* Task goal:
Search the entries for the word "Spørsmål" and pull out each line that has it.

* Dataset:
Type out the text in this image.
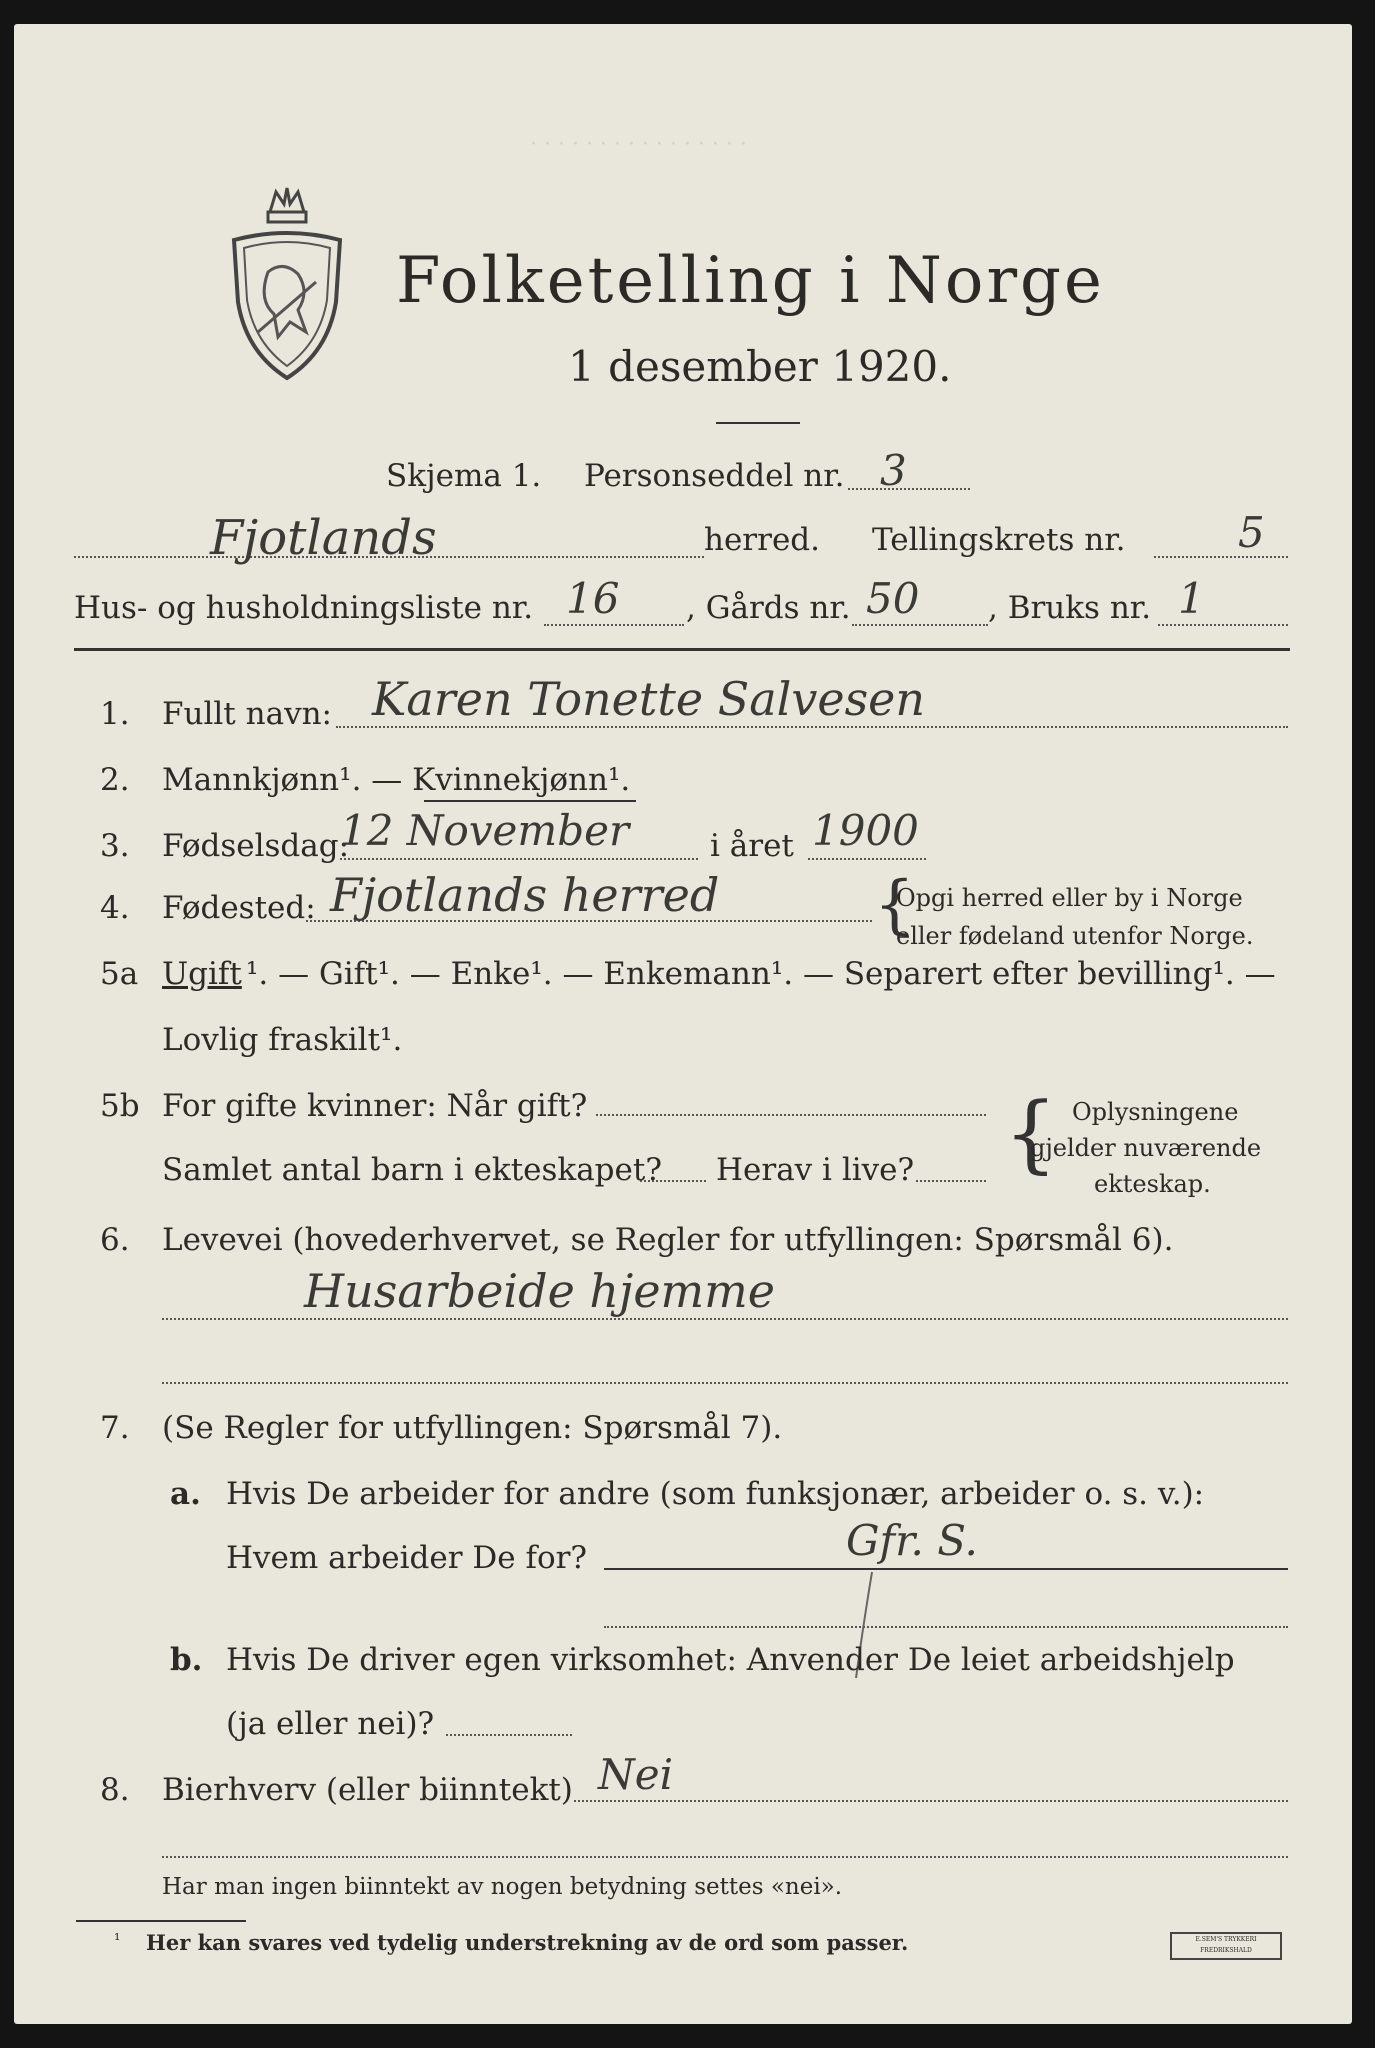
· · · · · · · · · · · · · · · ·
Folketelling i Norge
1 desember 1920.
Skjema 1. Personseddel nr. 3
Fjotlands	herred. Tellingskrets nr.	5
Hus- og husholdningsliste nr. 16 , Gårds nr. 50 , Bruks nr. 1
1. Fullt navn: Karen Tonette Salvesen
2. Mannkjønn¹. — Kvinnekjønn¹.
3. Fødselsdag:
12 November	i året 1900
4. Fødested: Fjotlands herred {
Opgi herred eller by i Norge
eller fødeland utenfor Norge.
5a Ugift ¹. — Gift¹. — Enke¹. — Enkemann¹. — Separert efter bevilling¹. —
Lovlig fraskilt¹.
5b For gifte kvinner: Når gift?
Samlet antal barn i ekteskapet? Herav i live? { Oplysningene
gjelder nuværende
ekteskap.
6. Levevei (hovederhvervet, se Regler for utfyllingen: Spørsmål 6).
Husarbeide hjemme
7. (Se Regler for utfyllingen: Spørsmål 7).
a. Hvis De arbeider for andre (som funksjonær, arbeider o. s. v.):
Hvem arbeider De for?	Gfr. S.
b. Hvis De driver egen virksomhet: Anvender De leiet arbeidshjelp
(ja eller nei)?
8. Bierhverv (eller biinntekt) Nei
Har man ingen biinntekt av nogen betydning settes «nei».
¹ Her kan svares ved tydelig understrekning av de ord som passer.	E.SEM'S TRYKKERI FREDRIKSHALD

* Correct answer:
6. Levevei (hovederhvervet, se Regler for utfyllingen: Spørsmål 6).
7. (Se Regler for utfyllingen: Spørsmål 7).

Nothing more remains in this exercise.